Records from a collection
—————
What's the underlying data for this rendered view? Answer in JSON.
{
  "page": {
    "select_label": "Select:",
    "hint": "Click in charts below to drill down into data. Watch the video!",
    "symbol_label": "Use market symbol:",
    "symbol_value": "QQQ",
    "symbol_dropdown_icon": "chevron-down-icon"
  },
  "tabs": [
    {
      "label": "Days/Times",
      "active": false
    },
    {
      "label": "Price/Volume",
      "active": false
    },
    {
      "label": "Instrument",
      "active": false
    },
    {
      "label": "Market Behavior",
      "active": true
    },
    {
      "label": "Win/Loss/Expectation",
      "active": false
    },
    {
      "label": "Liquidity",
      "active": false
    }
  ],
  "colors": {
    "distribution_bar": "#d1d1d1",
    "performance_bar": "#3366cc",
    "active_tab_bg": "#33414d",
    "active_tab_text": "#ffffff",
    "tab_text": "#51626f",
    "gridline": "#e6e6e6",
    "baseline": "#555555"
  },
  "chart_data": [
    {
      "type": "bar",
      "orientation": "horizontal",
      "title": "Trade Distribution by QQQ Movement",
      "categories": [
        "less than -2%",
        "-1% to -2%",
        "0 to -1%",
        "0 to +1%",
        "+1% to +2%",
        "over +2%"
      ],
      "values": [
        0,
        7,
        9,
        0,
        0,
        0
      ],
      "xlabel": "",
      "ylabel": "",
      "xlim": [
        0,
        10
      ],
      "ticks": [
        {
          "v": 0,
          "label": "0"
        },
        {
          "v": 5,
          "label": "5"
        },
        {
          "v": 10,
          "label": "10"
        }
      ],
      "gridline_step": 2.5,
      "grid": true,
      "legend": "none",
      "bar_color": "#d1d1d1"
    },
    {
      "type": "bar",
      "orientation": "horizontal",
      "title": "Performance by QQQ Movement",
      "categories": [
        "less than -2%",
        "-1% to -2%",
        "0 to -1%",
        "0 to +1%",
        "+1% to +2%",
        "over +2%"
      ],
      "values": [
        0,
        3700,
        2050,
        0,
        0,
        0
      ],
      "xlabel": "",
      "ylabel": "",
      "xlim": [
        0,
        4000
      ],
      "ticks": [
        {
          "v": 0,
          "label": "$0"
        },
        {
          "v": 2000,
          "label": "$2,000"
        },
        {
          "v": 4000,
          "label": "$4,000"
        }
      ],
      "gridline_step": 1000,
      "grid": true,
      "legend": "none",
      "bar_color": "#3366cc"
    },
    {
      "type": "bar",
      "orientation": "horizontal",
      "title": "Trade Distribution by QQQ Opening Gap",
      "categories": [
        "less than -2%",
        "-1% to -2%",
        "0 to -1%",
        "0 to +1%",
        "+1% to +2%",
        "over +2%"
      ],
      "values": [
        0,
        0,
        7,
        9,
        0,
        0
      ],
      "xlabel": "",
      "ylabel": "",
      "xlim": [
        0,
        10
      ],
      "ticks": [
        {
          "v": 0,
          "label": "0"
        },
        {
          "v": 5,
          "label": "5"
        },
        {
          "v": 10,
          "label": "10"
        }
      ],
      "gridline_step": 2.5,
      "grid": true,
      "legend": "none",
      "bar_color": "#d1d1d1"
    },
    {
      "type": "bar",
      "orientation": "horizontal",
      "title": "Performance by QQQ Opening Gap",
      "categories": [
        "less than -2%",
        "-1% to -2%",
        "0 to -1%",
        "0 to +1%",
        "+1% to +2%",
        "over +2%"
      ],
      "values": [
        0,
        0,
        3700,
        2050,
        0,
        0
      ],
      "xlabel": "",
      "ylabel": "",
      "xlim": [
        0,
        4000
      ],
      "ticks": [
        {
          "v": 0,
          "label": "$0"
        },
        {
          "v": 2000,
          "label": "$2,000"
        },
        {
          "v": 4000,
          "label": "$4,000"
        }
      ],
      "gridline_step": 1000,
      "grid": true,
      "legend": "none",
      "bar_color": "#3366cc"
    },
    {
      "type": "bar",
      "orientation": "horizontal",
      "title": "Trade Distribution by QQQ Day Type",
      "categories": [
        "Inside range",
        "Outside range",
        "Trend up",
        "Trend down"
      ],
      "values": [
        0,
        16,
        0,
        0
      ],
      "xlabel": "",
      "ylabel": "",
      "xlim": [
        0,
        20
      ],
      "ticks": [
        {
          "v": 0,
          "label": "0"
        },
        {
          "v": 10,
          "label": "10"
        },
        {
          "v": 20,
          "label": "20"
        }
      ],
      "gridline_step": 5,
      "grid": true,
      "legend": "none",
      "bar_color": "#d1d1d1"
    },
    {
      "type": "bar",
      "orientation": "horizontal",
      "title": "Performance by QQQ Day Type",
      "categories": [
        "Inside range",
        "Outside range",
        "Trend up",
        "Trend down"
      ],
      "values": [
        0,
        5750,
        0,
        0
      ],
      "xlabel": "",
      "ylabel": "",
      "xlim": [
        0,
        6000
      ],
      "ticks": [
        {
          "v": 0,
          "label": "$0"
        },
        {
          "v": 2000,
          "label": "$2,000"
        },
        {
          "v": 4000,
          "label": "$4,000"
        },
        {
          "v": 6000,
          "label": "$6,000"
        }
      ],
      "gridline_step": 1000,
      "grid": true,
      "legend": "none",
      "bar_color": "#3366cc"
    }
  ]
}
—————
### WHAT IS REQUIRED
Retype all the records, matching them exactly.

### IN RESPONSE
What's the underlying data for this rendered view? Answer in JSON.
{
  "page": {
    "select_label": "Select:",
    "hint": "Click in charts below to drill down into data. Watch the video!",
    "symbol_label": "Use market symbol:",
    "symbol_value": "QQQ",
    "symbol_dropdown_icon": "chevron-down-icon"
  },
  "tabs": [
    {
      "label": "Days/Times",
      "active": false
    },
    {
      "label": "Price/Volume",
      "active": false
    },
    {
      "label": "Instrument",
      "active": false
    },
    {
      "label": "Market Behavior",
      "active": true
    },
    {
      "label": "Win/Loss/Expectation",
      "active": false
    },
    {
      "label": "Liquidity",
      "active": false
    }
  ],
  "colors": {
    "distribution_bar": "#d1d1d1",
    "performance_bar": "#3366cc",
    "active_tab_bg": "#33414d",
    "active_tab_text": "#ffffff",
    "tab_text": "#51626f",
    "gridline": "#e6e6e6",
    "baseline": "#555555"
  },
  "chart_data": [
    {
      "type": "bar",
      "orientation": "horizontal",
      "title": "Trade Distribution by QQQ Movement",
      "categories": [
        "less than -2%",
        "-1% to -2%",
        "0 to -1%",
        "0 to +1%",
        "+1% to +2%",
        "over +2%"
      ],
      "values": [
        0,
        7,
        9,
        0,
        0,
        0
      ],
      "xlabel": "",
      "ylabel": "",
      "xlim": [
        0,
        10
      ],
      "ticks": [
        {
          "v": 0,
          "label": "0"
        },
        {
          "v": 5,
          "label": "5"
        },
        {
          "v": 10,
          "label": "10"
        }
      ],
      "gridline_step": 2.5,
      "grid": true,
      "legend": "none",
      "bar_color": "#d1d1d1"
    },
    {
      "type": "bar",
      "orientation": "horizontal",
      "title": "Performance by QQQ Movement",
      "categories": [
        "less than -2%",
        "-1% to -2%",
        "0 to -1%",
        "0 to +1%",
        "+1% to +2%",
        "over +2%"
      ],
      "values": [
        0,
        3700,
        2050,
        0,
        0,
        0
      ],
      "xlabel": "",
      "ylabel": "",
      "xlim": [
        0,
        4000
      ],
      "ticks": [
        {
          "v": 0,
          "label": "$0"
        },
        {
          "v": 2000,
          "label": "$2,000"
        },
        {
          "v": 4000,
          "label": "$4,000"
        }
      ],
      "gridline_step": 1000,
      "grid": true,
      "legend": "none",
      "bar_color": "#3366cc"
    },
    {
      "type": "bar",
      "orientation": "horizontal",
      "title": "Trade Distribution by QQQ Opening Gap",
      "categories": [
        "less than -2%",
        "-1% to -2%",
        "0 to -1%",
        "0 to +1%",
        "+1% to +2%",
        "over +2%"
      ],
      "values": [
        0,
        0,
        7,
        9,
        0,
        0
      ],
      "xlabel": "",
      "ylabel": "",
      "xlim": [
        0,
        10
      ],
      "ticks": [
        {
          "v": 0,
          "label": "0"
        },
        {
          "v": 5,
          "label": "5"
        },
        {
          "v": 10,
          "label": "10"
        }
      ],
      "gridline_step": 2.5,
      "grid": true,
      "legend": "none",
      "bar_color": "#d1d1d1"
    },
    {
      "type": "bar",
      "orientation": "horizontal",
      "title": "Performance by QQQ Opening Gap",
      "categories": [
        "less than -2%",
        "-1% to -2%",
        "0 to -1%",
        "0 to +1%",
        "+1% to +2%",
        "over +2%"
      ],
      "values": [
        0,
        0,
        3700,
        2050,
        0,
        0
      ],
      "xlabel": "",
      "ylabel": "",
      "xlim": [
        0,
        4000
      ],
      "ticks": [
        {
          "v": 0,
          "label": "$0"
        },
        {
          "v": 2000,
          "label": "$2,000"
        },
        {
          "v": 4000,
          "label": "$4,000"
        }
      ],
      "gridline_step": 1000,
      "grid": true,
      "legend": "none",
      "bar_color": "#3366cc"
    },
    {
      "type": "bar",
      "orientation": "horizontal",
      "title": "Trade Distribution by QQQ Day Type",
      "categories": [
        "Inside range",
        "Outside range",
        "Trend up",
        "Trend down"
      ],
      "values": [
        0,
        16,
        0,
        0
      ],
      "xlabel": "",
      "ylabel": "",
      "xlim": [
        0,
        20
      ],
      "ticks": [
        {
          "v": 0,
          "label": "0"
        },
        {
          "v": 10,
          "label": "10"
        },
        {
          "v": 20,
          "label": "20"
        }
      ],
      "gridline_step": 5,
      "grid": true,
      "legend": "none",
      "bar_color": "#d1d1d1"
    },
    {
      "type": "bar",
      "orientation": "horizontal",
      "title": "Performance by QQQ Day Type",
      "categories": [
        "Inside range",
        "Outside range",
        "Trend up",
        "Trend down"
      ],
      "values": [
        0,
        5750,
        0,
        0
      ],
      "xlabel": "",
      "ylabel": "",
      "xlim": [
        0,
        6000
      ],
      "ticks": [
        {
          "v": 0,
          "label": "$0"
        },
        {
          "v": 2000,
          "label": "$2,000"
        },
        {
          "v": 4000,
          "label": "$4,000"
        },
        {
          "v": 6000,
          "label": "$6,000"
        }
      ],
      "gridline_step": 1000,
      "grid": true,
      "legend": "none",
      "bar_color": "#3366cc"
    }
  ]
}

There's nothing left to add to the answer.